• OBJECTIVE: Gather up every line from the entries below that uses the word "hoạt".

• DATA:

━━━━━━━━━━━━━━━━

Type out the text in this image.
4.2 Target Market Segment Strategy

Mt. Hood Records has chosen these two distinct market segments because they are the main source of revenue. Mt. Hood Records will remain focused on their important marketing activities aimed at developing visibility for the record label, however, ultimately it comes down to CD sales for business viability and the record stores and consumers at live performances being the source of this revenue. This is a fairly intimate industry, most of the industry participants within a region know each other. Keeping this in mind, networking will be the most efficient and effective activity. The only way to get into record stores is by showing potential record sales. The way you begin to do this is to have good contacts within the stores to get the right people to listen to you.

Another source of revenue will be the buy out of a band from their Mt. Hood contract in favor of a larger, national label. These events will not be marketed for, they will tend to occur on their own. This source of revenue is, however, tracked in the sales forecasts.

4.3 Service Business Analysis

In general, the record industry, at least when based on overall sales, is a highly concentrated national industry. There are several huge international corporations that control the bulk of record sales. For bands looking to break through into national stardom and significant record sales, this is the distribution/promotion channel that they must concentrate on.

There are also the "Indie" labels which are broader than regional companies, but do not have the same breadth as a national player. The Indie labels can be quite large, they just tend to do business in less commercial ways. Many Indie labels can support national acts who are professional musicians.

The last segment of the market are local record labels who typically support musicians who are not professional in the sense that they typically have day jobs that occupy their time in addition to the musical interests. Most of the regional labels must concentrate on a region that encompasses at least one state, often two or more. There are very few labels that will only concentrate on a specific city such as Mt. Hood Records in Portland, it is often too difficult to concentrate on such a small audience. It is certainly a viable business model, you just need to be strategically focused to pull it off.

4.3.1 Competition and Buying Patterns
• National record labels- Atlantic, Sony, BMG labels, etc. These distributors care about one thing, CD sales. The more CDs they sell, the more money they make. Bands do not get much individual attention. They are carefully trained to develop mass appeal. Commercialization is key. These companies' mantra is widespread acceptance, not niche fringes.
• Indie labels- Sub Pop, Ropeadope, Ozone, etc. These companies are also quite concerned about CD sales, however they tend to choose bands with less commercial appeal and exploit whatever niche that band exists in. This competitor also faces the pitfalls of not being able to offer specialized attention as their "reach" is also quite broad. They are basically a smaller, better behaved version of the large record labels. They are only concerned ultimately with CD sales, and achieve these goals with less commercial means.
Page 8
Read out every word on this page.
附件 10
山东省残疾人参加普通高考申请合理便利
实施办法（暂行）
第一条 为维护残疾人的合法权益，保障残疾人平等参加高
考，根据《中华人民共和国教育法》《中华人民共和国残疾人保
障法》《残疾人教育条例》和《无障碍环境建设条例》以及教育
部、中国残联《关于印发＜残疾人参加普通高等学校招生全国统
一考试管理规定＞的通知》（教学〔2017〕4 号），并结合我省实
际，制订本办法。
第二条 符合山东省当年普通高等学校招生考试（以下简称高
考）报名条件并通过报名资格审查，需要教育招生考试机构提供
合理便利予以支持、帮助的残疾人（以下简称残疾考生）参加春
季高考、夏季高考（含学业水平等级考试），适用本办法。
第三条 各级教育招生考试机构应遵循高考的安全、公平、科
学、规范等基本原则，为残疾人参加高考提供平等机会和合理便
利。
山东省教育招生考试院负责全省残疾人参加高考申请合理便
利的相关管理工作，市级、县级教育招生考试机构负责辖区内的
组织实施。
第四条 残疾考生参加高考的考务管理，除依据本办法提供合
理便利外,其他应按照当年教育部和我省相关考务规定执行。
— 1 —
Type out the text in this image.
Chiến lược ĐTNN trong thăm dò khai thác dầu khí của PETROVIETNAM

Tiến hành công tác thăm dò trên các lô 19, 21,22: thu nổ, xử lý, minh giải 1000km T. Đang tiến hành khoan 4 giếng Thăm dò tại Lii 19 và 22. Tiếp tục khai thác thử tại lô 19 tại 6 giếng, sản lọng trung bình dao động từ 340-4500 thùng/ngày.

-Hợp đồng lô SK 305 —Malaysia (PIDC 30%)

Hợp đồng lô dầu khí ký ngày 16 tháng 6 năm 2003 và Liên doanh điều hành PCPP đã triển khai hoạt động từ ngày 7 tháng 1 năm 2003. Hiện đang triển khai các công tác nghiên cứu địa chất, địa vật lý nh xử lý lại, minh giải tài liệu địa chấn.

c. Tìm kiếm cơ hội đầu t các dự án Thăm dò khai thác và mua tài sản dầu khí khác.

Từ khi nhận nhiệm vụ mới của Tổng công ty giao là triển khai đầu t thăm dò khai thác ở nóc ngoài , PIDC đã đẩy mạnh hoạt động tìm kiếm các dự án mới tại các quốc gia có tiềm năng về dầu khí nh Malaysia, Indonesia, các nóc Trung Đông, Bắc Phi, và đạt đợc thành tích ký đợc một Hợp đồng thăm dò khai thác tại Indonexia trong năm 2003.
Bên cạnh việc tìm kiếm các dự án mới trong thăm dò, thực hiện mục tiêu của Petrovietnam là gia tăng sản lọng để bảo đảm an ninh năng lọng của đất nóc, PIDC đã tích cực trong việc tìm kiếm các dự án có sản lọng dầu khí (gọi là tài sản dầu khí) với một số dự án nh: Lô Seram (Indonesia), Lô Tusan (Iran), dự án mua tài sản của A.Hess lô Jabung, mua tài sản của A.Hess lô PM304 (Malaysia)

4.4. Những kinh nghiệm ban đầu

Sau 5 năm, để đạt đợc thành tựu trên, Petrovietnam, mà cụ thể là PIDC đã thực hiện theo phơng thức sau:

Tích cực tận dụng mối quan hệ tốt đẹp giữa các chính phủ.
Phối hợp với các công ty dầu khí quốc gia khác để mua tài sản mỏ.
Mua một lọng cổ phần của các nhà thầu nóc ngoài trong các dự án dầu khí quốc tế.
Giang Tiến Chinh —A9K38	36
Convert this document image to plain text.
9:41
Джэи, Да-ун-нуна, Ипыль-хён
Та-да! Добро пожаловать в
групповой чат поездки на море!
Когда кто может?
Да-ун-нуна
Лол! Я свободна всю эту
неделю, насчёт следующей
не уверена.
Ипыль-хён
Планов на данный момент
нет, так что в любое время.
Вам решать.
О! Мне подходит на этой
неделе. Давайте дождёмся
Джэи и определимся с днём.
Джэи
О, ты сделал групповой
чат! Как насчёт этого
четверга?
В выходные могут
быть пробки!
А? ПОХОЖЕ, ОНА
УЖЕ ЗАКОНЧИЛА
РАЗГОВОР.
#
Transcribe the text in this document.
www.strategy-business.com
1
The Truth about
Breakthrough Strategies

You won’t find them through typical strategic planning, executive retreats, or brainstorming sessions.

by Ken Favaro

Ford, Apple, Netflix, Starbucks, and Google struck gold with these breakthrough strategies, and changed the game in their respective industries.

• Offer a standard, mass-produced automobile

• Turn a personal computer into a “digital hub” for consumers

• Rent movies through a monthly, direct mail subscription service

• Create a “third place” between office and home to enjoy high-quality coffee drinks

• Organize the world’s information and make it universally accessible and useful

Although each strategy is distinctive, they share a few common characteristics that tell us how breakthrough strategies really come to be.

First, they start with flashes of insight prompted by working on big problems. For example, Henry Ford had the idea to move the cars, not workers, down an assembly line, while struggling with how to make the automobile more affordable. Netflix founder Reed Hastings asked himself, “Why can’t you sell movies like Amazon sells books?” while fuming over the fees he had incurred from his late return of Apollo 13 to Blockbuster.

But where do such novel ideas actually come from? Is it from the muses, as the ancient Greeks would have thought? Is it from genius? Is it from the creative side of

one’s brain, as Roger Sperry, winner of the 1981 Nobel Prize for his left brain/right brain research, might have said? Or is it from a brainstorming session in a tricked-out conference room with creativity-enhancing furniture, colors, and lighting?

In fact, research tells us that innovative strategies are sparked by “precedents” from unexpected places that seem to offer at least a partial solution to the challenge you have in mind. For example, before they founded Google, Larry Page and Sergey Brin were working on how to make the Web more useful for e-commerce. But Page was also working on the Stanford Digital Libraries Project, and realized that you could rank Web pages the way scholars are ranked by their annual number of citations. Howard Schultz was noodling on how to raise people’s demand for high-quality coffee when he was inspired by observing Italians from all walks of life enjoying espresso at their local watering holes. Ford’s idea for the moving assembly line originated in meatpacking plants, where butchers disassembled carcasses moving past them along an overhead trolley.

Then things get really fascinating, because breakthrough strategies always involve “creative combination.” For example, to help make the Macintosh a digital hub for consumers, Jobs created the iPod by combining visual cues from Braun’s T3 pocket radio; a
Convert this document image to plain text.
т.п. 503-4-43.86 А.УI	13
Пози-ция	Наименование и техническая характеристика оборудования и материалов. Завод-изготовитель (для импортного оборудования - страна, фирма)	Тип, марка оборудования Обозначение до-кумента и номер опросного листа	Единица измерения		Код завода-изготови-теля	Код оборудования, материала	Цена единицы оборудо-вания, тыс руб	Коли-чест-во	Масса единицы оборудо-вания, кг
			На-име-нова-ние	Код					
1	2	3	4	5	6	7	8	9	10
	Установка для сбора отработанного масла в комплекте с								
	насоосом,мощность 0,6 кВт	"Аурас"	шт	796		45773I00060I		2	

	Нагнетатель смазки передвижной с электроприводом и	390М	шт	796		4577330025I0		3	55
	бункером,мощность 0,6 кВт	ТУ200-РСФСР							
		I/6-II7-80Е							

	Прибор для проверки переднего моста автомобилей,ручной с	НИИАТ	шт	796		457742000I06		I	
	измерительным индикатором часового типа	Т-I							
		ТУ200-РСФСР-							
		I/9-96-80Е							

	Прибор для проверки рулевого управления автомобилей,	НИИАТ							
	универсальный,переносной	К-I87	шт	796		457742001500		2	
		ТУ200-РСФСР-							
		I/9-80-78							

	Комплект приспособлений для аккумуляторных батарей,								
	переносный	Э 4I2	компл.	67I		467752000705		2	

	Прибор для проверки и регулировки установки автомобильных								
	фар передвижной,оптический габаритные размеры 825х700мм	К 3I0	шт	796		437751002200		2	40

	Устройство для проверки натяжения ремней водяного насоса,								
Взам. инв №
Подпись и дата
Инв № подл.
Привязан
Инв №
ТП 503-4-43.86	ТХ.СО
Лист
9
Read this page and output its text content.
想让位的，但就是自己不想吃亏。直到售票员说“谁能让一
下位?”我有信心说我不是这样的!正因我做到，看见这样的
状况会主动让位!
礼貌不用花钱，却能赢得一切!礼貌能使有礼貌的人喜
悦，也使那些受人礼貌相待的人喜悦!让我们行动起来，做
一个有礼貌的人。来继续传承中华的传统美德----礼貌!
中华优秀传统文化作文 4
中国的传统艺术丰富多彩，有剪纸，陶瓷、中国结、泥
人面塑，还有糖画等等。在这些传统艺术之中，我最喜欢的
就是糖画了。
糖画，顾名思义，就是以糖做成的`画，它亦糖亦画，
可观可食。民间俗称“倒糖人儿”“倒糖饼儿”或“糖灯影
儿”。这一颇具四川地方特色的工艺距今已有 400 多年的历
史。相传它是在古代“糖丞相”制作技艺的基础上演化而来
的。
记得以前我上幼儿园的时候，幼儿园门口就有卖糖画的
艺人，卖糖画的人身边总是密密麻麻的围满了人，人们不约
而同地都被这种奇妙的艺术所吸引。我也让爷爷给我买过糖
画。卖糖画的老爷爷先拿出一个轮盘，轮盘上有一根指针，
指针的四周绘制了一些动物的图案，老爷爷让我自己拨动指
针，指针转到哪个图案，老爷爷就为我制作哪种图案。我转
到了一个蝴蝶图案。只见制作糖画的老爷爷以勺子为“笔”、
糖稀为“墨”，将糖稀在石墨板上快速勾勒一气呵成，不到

━━━━━━━━━━━━━━━━

• PROBLEM SOLUTION:
Hợp đồng lô dầu khí ký ngày 16 tháng 6 năm 2003 và Liên doanh điều hành PCPP đã triển khai hoạt động từ ngày 7 tháng 1 năm 2003. Hiện đang triển khai các công tác nghiên cứu địa chất, địa vật lý nh xử lý lại, minh giải tài liệu địa chấn.
Từ khi nhận nhiệm vụ mới của Tổng công ty giao là triển khai đầu t thăm dò khai thác ở nóc ngoài , PIDC đã đẩy mạnh hoạt động tìm kiếm các dự án mới tại các quốc gia có tiềm năng về dầu khí nh Malaysia, Indonesia, các nóc Trung Đông, Bắc Phi, và đạt đợc thành tích ký đợc một Hợp đồng thăm dò khai thác tại Indonexia trong năm 2003.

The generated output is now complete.